Scan the records for "Tholos". Show the matching lines.

[[ GIVEN INFORMATION open ]]

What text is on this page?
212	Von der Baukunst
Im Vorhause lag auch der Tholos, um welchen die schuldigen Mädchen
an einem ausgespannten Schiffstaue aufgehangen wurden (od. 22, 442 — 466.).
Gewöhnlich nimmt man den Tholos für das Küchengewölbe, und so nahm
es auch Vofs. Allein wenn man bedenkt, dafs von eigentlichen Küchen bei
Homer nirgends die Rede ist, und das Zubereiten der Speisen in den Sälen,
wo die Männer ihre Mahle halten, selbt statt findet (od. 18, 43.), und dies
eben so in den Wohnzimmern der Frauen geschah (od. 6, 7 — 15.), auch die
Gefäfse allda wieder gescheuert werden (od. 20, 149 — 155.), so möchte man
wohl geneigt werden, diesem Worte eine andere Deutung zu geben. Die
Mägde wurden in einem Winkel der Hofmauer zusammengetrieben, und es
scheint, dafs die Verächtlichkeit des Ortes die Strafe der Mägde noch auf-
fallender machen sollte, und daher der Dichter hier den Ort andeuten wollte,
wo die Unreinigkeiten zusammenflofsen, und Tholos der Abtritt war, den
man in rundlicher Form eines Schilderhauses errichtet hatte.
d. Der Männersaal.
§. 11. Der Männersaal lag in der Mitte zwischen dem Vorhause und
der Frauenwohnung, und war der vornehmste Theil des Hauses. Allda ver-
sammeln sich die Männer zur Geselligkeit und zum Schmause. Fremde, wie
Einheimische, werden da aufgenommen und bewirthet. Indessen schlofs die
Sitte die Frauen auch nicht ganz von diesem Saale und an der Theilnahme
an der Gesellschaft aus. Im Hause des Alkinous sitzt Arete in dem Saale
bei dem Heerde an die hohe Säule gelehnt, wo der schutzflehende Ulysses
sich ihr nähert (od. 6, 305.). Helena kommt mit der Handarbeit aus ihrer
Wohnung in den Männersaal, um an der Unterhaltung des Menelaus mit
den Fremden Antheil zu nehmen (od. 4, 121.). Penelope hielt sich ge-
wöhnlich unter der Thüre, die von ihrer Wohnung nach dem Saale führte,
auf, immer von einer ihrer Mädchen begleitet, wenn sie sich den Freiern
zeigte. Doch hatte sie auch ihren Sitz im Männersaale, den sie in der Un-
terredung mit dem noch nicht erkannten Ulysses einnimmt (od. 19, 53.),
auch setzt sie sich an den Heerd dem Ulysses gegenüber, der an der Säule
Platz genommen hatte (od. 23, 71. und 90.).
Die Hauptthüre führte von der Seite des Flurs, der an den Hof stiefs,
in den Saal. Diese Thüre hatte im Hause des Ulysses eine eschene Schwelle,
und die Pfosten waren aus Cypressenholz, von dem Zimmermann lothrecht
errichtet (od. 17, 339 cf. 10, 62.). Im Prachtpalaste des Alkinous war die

[[ GIVEN INFORMATION closed ]]

**RESULT FOR THIS TASK**
Im Vorhause lag auch der Tholos, um welchen die schuldigen Mädchen
Gewöhnlich nimmt man den Tholos für das Küchengewölbe, und so nahm
wo die Unreinigkeiten zusammenflofsen, und Tholos der Abtritt war, den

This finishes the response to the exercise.